AUFGABE:
Welche Werte zählt Schäuble im folgenden Text über Kirche und Staat als grundlegend für das Miteinander auf? Nenne sie alle.

QUELLTEXT:
'''

Er sei öfter gefragt worden, inwiefern die biblische Bergpredigt für die praktische Politik taugen würde – er habe dies immer bestritten, denn Politik habe es mit der Gestaltung des Irdischen zu tun, und da habe sie mit dem Menschen zu tun, wie er ist, und nicht wie er sein sollte, so Schäuble.
Im Gespräch mit Wienpahl, bei dem die Gäste auch eigene Fragen einbringen konnten, betonte Schäuble die Wichtigkeit der Diskussion – Kirche sei Teil der offenen Gesellschaft, in den offenen Fragen müsse sie auf Werte verweisen, aber es gäbe nicht die eine Meinung, so Schäuble. Meinungsfreiheit und Meinungsverschiedenheit seien die Grundlage von Freiheit – wenn es nur eine Meinung gäbe, gäbe es keine Freiheit. In weltlichen Fragen gäbe es unterschiedliche Meinungen und „davor muss man Respekt haben“, so Schäuble. Kirche solle sich einmischen in weltliche Fragen und gesellschaftliche Situationen, aber „nicht mit Verweis auf Glaubensüberzeugungen und mit dem Verweis, es gibt nur eine Lösung“. Als Mensch könne man jeden Tag am Zustand der Welt verzweifeln, so Schäuble weiter, aber: „Wir müssen nicht verzweifeln. Jeder kann etwas tun.“
Auf die Frage, ob er die Akzeptanz der Kirche gefährdet sehe, betonte Schäuble: „Ich bin da nicht pessimistisch. Kirchen werden gebraucht – wenn wir wissen, dass wir unseren Beitrag leisten müssen. Wir machen die Dinge wertvoll – Geben ist seliger als nehmen. Und damit hat die Kirche einen Beitrag zur Wertegesellschaft erbracht.“
Schäuble sprach auch ganz persönlich über seinen Glauben: „Mein Glaube ist etwas, das außerhalb meiner Verfügung ist, und das mich trägt.“ Und diesen Glauben, dieses Getragen Sein spürbar werden zu lassen, sei wichtig: „Wenn wir evangelisch ausstrahlen, dass wir uns freuen, dann leisten wir unserem Land einen unglaublichen Dienst.“
Für Schäuble war in all dem klar, dass es nicht die Frage sei, ob Kirche noch Staat machen könne. Die Frage sei vielmehr: „Wie sollte man ohne Kirche noch Staat machen?“
Werte wie Freiheit, Gleichheit, Zusammenhalt, soziale Gerechtigkeit, Fraternité und der Schutz der Würde eines jeden Menschen seien einige der grundlegenden Werte, die es im Miteinander brauche. Im Leben sei man auf Gemeinschaft angewiesen, so Schäuble. Der Mensch könne nicht allein für sich leben. Und die säkulare Ordnung brauche dabei religiöse Orientierung, erinnerte Schäuble in Anlehnung an Gedanken des Philosophen und Soziologen Jürgen Habermaas. Für ihn sei klar: In der Gefahr wächst das Rettende, so wie Hölderlin es einmal ähnlich formuliert hat. Und das chinesische Schriftzeichen für Krise und Chance sei ein und dasselbe, brachte es Schäuble zusammen. „Wer, wenn nicht die Kirchen könnten diese Hoffnung besser vermitteln?“ Deshalb werde Kirche gebraucht, um Staat zu machen, so Schäuble.

'''

ERFASSTE DATEN:
'''

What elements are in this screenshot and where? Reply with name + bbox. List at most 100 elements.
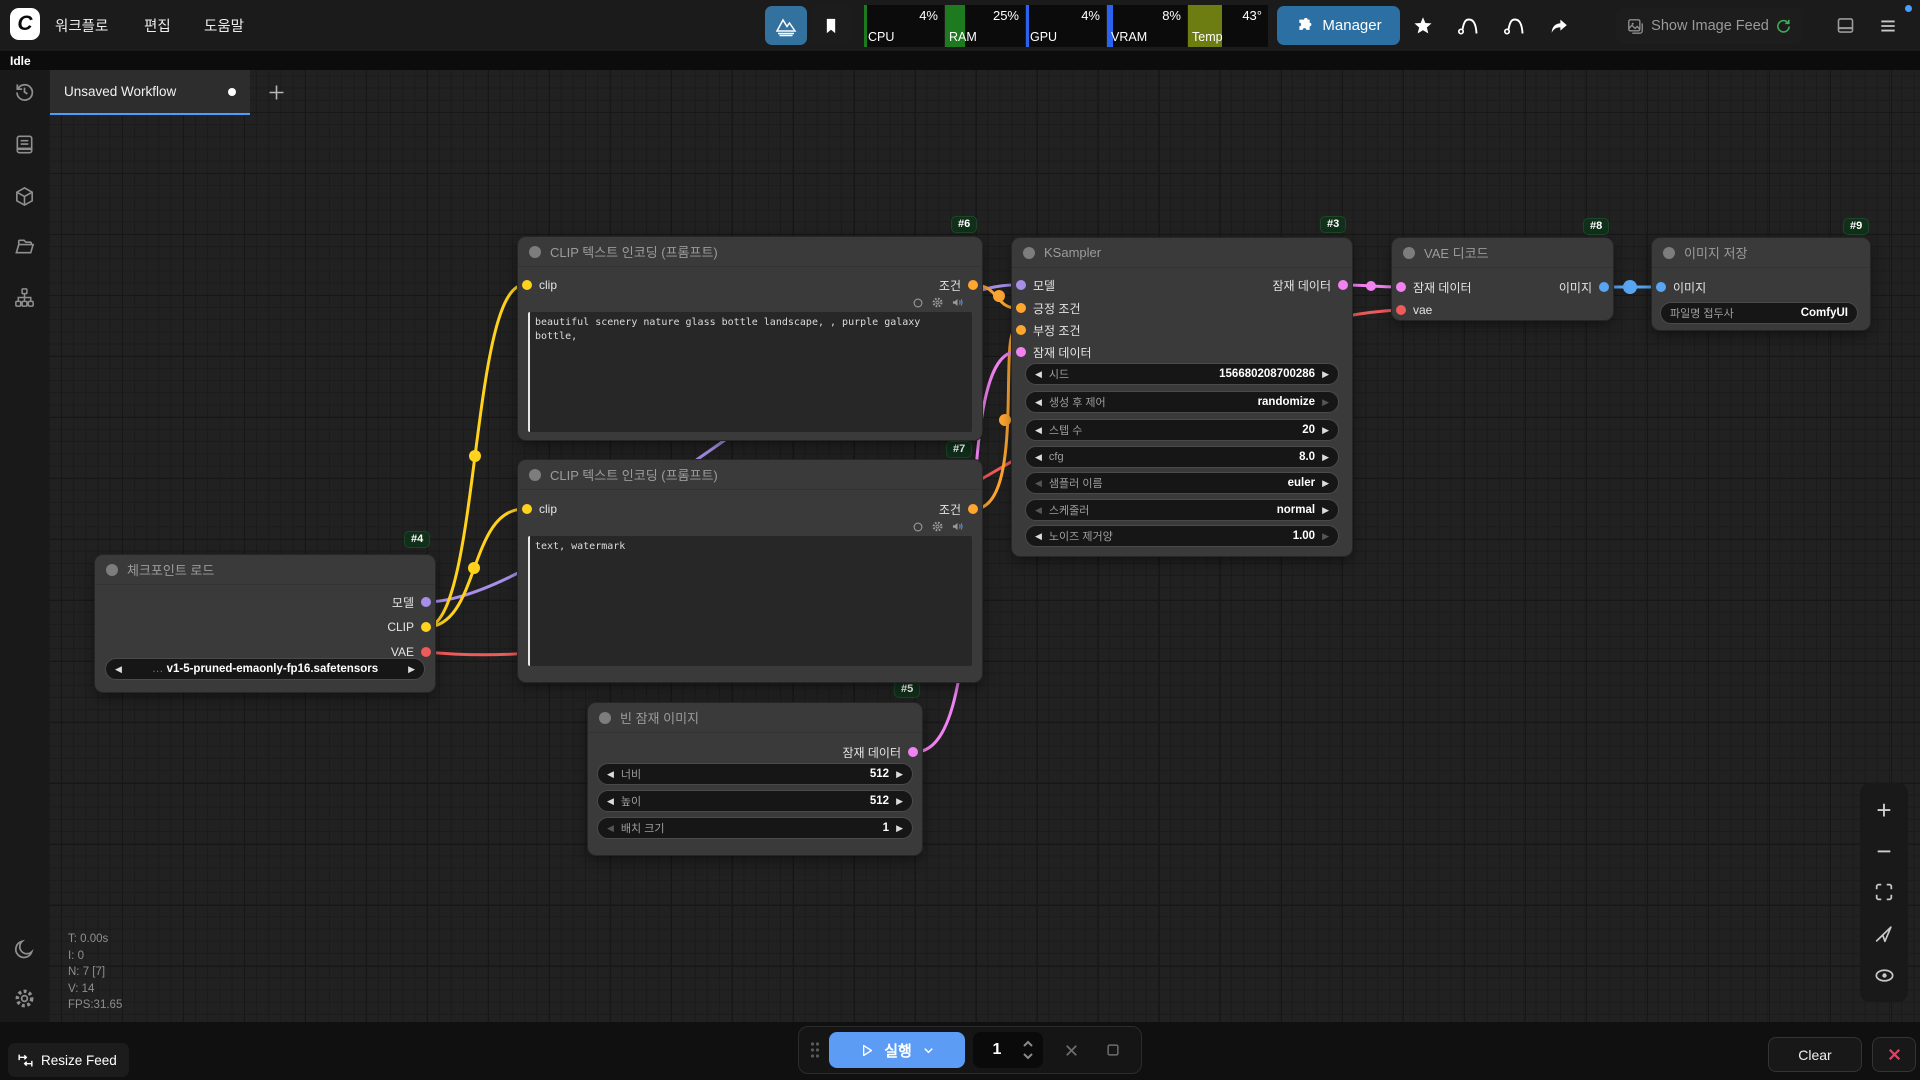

'''

ANTWORT:
Freiheit, Gleichheit, Zusammenhalt, soziale Gerechtigkeit, Fraternité und der Schutz der Würde eines jeden Menschen.